• TASK: All of the records below must be output exactly, with no pictures carried over.

• EXCERPTED RECORDS:

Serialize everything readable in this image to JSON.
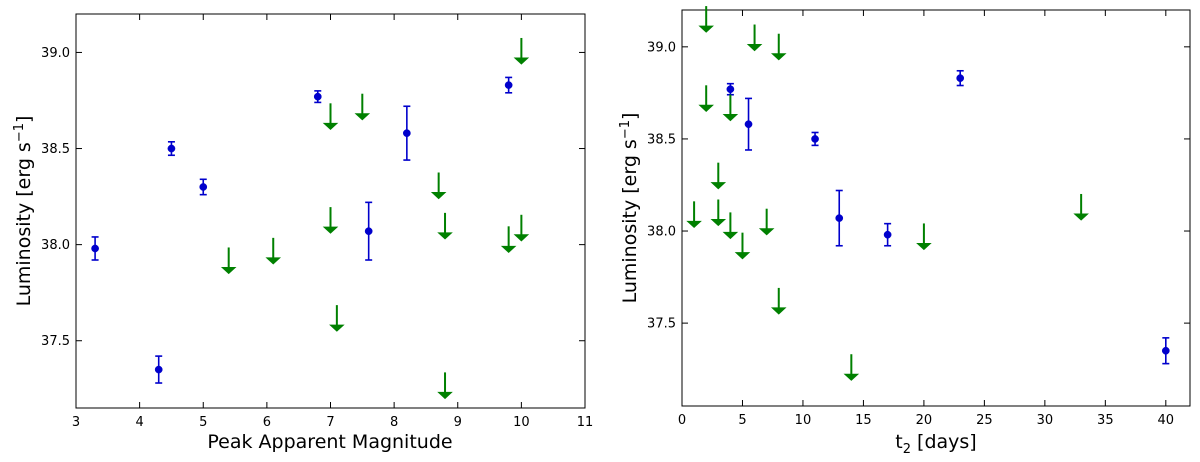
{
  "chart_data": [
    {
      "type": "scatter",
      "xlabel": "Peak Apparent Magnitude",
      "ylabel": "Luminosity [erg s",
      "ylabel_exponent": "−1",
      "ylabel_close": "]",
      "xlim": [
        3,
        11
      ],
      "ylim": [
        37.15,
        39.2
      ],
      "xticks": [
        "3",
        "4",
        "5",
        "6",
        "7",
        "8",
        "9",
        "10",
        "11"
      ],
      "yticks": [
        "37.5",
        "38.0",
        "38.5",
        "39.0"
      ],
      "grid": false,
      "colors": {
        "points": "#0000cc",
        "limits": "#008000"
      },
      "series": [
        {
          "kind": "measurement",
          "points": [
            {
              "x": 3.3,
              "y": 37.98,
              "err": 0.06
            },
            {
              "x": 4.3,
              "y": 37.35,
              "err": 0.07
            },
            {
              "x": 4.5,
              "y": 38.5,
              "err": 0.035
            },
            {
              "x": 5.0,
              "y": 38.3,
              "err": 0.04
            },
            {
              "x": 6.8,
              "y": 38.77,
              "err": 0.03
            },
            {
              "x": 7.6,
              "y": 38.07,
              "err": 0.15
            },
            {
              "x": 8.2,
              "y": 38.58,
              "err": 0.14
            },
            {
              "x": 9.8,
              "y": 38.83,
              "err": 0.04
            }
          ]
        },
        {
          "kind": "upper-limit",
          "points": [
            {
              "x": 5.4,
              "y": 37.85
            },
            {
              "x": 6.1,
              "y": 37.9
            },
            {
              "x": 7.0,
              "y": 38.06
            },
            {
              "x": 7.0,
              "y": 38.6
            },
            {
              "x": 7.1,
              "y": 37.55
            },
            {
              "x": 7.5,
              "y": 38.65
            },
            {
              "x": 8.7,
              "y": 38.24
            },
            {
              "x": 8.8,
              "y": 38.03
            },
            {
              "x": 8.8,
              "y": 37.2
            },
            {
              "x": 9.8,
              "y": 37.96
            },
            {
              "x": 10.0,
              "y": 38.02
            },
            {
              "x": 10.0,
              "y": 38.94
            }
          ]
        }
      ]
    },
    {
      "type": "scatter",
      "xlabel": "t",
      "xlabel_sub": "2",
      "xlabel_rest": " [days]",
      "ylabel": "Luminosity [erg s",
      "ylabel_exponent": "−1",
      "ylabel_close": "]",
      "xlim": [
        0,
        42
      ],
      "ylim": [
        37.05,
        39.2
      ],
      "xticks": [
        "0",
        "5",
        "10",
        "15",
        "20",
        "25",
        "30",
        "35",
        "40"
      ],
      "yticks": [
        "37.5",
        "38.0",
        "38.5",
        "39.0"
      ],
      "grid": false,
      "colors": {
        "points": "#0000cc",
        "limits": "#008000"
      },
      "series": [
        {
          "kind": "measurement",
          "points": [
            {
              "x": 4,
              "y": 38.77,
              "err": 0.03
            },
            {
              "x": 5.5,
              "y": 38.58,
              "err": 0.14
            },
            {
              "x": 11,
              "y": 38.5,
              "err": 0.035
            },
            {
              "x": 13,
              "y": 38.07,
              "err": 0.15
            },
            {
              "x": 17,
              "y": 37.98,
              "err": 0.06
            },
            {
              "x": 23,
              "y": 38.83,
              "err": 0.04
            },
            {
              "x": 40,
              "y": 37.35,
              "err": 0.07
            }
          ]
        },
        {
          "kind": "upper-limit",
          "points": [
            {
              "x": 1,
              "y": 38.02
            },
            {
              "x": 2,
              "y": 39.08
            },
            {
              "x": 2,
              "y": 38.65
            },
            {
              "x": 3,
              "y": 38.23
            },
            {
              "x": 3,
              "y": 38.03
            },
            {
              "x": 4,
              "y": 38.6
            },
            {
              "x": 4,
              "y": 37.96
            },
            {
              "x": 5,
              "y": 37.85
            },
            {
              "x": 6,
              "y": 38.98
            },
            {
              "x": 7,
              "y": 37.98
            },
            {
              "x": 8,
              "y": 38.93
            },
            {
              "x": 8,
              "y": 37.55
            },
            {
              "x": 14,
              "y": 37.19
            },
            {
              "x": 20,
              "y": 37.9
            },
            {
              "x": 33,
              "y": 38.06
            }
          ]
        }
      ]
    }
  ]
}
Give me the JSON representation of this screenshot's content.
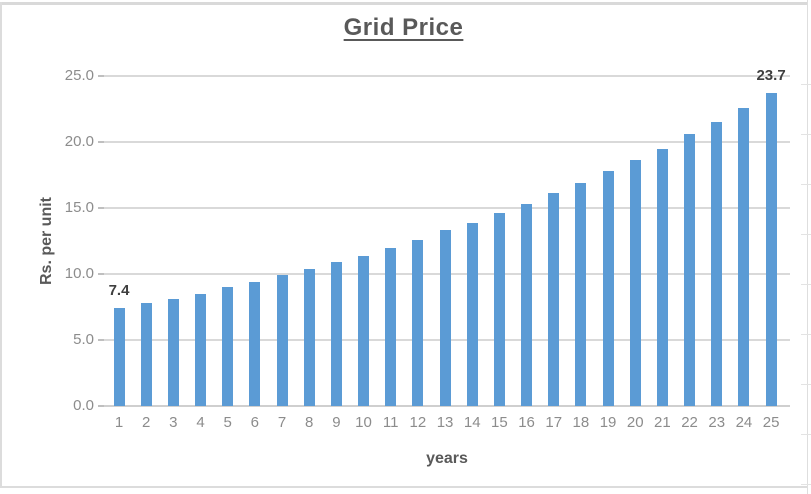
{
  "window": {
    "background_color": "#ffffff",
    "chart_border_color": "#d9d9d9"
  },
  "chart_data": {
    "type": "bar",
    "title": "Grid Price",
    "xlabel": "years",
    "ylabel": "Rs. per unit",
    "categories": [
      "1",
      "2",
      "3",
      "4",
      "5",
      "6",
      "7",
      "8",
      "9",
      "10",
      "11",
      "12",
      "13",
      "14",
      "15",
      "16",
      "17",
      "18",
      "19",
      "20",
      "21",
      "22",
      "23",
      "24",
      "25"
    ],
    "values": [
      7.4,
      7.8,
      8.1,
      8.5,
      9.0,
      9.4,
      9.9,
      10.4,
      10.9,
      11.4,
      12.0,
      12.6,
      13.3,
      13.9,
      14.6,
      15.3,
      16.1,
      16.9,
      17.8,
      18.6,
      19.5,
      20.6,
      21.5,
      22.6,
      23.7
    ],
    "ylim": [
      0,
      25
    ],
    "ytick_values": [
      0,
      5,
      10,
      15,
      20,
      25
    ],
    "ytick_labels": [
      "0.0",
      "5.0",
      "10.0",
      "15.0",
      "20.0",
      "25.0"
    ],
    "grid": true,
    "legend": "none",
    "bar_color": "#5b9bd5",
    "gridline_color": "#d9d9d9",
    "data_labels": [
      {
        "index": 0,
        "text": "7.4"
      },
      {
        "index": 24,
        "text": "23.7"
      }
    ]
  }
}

• RESPONSE FOR THIS EXERCISE:
Serialize everything readable in this image to JSON.
{
  "chart_data": [
    {
      "type": "scatter",
      "xlabel": "Peak Apparent Magnitude",
      "ylabel": "Luminosity [erg s",
      "ylabel_exponent": "−1",
      "ylabel_close": "]",
      "xlim": [
        3,
        11
      ],
      "ylim": [
        37.15,
        39.2
      ],
      "xticks": [
        "3",
        "4",
        "5",
        "6",
        "7",
        "8",
        "9",
        "10",
        "11"
      ],
      "yticks": [
        "37.5",
        "38.0",
        "38.5",
        "39.0"
      ],
      "grid": false,
      "colors": {
        "points": "#0000cc",
        "limits": "#008000"
      },
      "series": [
        {
          "kind": "measurement",
          "points": [
            {
              "x": 3.3,
              "y": 37.98,
              "err": 0.06
            },
            {
              "x": 4.3,
              "y": 37.35,
              "err": 0.07
            },
            {
              "x": 4.5,
              "y": 38.5,
              "err": 0.035
            },
            {
              "x": 5.0,
              "y": 38.3,
              "err": 0.04
            },
            {
              "x": 6.8,
              "y": 38.77,
              "err": 0.03
            },
            {
              "x": 7.6,
              "y": 38.07,
              "err": 0.15
            },
            {
              "x": 8.2,
              "y": 38.58,
              "err": 0.14
            },
            {
              "x": 9.8,
              "y": 38.83,
              "err": 0.04
            }
          ]
        },
        {
          "kind": "upper-limit",
          "points": [
            {
              "x": 5.4,
              "y": 37.85
            },
            {
              "x": 6.1,
              "y": 37.9
            },
            {
              "x": 7.0,
              "y": 38.06
            },
            {
              "x": 7.0,
              "y": 38.6
            },
            {
              "x": 7.1,
              "y": 37.55
            },
            {
              "x": 7.5,
              "y": 38.65
            },
            {
              "x": 8.7,
              "y": 38.24
            },
            {
              "x": 8.8,
              "y": 38.03
            },
            {
              "x": 8.8,
              "y": 37.2
            },
            {
              "x": 9.8,
              "y": 37.96
            },
            {
              "x": 10.0,
              "y": 38.02
            },
            {
              "x": 10.0,
              "y": 38.94
            }
          ]
        }
      ]
    },
    {
      "type": "scatter",
      "xlabel": "t",
      "xlabel_sub": "2",
      "xlabel_rest": " [days]",
      "ylabel": "Luminosity [erg s",
      "ylabel_exponent": "−1",
      "ylabel_close": "]",
      "xlim": [
        0,
        42
      ],
      "ylim": [
        37.05,
        39.2
      ],
      "xticks": [
        "0",
        "5",
        "10",
        "15",
        "20",
        "25",
        "30",
        "35",
        "40"
      ],
      "yticks": [
        "37.5",
        "38.0",
        "38.5",
        "39.0"
      ],
      "grid": false,
      "colors": {
        "points": "#0000cc",
        "limits": "#008000"
      },
      "series": [
        {
          "kind": "measurement",
          "points": [
            {
              "x": 4,
              "y": 38.77,
              "err": 0.03
            },
            {
              "x": 5.5,
              "y": 38.58,
              "err": 0.14
            },
            {
              "x": 11,
              "y": 38.5,
              "err": 0.035
            },
            {
              "x": 13,
              "y": 38.07,
              "err": 0.15
            },
            {
              "x": 17,
              "y": 37.98,
              "err": 0.06
            },
            {
              "x": 23,
              "y": 38.83,
              "err": 0.04
            },
            {
              "x": 40,
              "y": 37.35,
              "err": 0.07
            }
          ]
        },
        {
          "kind": "upper-limit",
          "points": [
            {
              "x": 1,
              "y": 38.02
            },
            {
              "x": 2,
              "y": 39.08
            },
            {
              "x": 2,
              "y": 38.65
            },
            {
              "x": 3,
              "y": 38.23
            },
            {
              "x": 3,
              "y": 38.03
            },
            {
              "x": 4,
              "y": 38.6
            },
            {
              "x": 4,
              "y": 37.96
            },
            {
              "x": 5,
              "y": 37.85
            },
            {
              "x": 6,
              "y": 38.98
            },
            {
              "x": 7,
              "y": 37.98
            },
            {
              "x": 8,
              "y": 38.93
            },
            {
              "x": 8,
              "y": 37.55
            },
            {
              "x": 14,
              "y": 37.19
            },
            {
              "x": 20,
              "y": 37.9
            },
            {
              "x": 33,
              "y": 38.06
            }
          ]
        }
      ]
    }
  ]
}
Give me the JSON representation of this screenshot's content.
{
  "window": {
    "background_color": "#ffffff",
    "chart_border_color": "#d9d9d9"
  },
  "chart_data": {
    "type": "bar",
    "title": "Grid Price",
    "xlabel": "years",
    "ylabel": "Rs. per unit",
    "categories": [
      "1",
      "2",
      "3",
      "4",
      "5",
      "6",
      "7",
      "8",
      "9",
      "10",
      "11",
      "12",
      "13",
      "14",
      "15",
      "16",
      "17",
      "18",
      "19",
      "20",
      "21",
      "22",
      "23",
      "24",
      "25"
    ],
    "values": [
      7.4,
      7.8,
      8.1,
      8.5,
      9.0,
      9.4,
      9.9,
      10.4,
      10.9,
      11.4,
      12.0,
      12.6,
      13.3,
      13.9,
      14.6,
      15.3,
      16.1,
      16.9,
      17.8,
      18.6,
      19.5,
      20.6,
      21.5,
      22.6,
      23.7
    ],
    "ylim": [
      0,
      25
    ],
    "ytick_values": [
      0,
      5,
      10,
      15,
      20,
      25
    ],
    "ytick_labels": [
      "0.0",
      "5.0",
      "10.0",
      "15.0",
      "20.0",
      "25.0"
    ],
    "grid": true,
    "legend": "none",
    "bar_color": "#5b9bd5",
    "gridline_color": "#d9d9d9",
    "data_labels": [
      {
        "index": 0,
        "text": "7.4"
      },
      {
        "index": 24,
        "text": "23.7"
      }
    ]
  }
}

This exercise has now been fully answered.